### Short task
Extract all data as written.

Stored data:
:::

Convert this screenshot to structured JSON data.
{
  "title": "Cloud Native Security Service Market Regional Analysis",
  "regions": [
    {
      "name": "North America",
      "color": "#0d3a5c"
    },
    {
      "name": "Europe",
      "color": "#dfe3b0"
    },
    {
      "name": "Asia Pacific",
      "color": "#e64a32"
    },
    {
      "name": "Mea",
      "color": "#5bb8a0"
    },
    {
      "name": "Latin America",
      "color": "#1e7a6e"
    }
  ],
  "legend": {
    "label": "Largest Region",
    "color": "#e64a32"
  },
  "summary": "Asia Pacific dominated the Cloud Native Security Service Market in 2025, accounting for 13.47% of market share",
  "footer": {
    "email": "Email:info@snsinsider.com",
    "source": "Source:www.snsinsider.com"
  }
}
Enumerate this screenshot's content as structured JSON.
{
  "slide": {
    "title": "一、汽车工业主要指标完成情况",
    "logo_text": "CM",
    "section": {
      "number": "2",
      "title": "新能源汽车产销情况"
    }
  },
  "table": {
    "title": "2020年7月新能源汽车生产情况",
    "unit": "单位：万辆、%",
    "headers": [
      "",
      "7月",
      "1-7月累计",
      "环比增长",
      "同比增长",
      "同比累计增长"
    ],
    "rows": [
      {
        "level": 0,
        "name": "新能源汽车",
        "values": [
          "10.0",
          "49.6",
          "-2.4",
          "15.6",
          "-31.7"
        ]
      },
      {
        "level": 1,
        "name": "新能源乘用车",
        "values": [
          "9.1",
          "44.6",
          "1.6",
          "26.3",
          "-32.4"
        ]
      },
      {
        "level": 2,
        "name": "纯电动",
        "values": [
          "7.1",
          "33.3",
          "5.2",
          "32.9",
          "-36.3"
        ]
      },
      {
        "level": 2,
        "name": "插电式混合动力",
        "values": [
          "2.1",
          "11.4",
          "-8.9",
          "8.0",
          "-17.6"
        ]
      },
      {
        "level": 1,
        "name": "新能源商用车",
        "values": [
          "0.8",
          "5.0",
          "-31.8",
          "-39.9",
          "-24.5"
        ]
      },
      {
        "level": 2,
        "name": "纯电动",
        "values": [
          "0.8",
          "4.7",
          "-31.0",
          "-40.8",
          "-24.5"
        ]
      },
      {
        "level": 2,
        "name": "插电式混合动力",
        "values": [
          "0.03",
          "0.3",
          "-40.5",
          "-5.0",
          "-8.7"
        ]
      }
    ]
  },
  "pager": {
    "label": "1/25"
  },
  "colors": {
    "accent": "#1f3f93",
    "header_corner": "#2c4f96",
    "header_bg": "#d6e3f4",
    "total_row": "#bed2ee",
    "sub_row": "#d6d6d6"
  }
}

:::

### Response for this exercise
Convert this screenshot to structured JSON data.
{
  "title": "Cloud Native Security Service Market Regional Analysis",
  "regions": [
    {
      "name": "North America",
      "color": "#0d3a5c"
    },
    {
      "name": "Europe",
      "color": "#dfe3b0"
    },
    {
      "name": "Asia Pacific",
      "color": "#e64a32"
    },
    {
      "name": "Mea",
      "color": "#5bb8a0"
    },
    {
      "name": "Latin America",
      "color": "#1e7a6e"
    }
  ],
  "legend": {
    "label": "Largest Region",
    "color": "#e64a32"
  },
  "summary": "Asia Pacific dominated the Cloud Native Security Service Market in 2025, accounting for 13.47% of market share",
  "footer": {
    "email": "Email:info@snsinsider.com",
    "source": "Source:www.snsinsider.com"
  }
}
Enumerate this screenshot's content as structured JSON.
{
  "slide": {
    "title": "一、汽车工业主要指标完成情况",
    "logo_text": "CM",
    "section": {
      "number": "2",
      "title": "新能源汽车产销情况"
    }
  },
  "table": {
    "title": "2020年7月新能源汽车生产情况",
    "unit": "单位：万辆、%",
    "headers": [
      "",
      "7月",
      "1-7月累计",
      "环比增长",
      "同比增长",
      "同比累计增长"
    ],
    "rows": [
      {
        "level": 0,
        "name": "新能源汽车",
        "values": [
          "10.0",
          "49.6",
          "-2.4",
          "15.6",
          "-31.7"
        ]
      },
      {
        "level": 1,
        "name": "新能源乘用车",
        "values": [
          "9.1",
          "44.6",
          "1.6",
          "26.3",
          "-32.4"
        ]
      },
      {
        "level": 2,
        "name": "纯电动",
        "values": [
          "7.1",
          "33.3",
          "5.2",
          "32.9",
          "-36.3"
        ]
      },
      {
        "level": 2,
        "name": "插电式混合动力",
        "values": [
          "2.1",
          "11.4",
          "-8.9",
          "8.0",
          "-17.6"
        ]
      },
      {
        "level": 1,
        "name": "新能源商用车",
        "values": [
          "0.8",
          "5.0",
          "-31.8",
          "-39.9",
          "-24.5"
        ]
      },
      {
        "level": 2,
        "name": "纯电动",
        "values": [
          "0.8",
          "4.7",
          "-31.0",
          "-40.8",
          "-24.5"
        ]
      },
      {
        "level": 2,
        "name": "插电式混合动力",
        "values": [
          "0.03",
          "0.3",
          "-40.5",
          "-5.0",
          "-8.7"
        ]
      }
    ]
  },
  "pager": {
    "label": "1/25"
  },
  "colors": {
    "accent": "#1f3f93",
    "header_corner": "#2c4f96",
    "header_bg": "#d6e3f4",
    "total_row": "#bed2ee",
    "sub_row": "#d6d6d6"
  }
}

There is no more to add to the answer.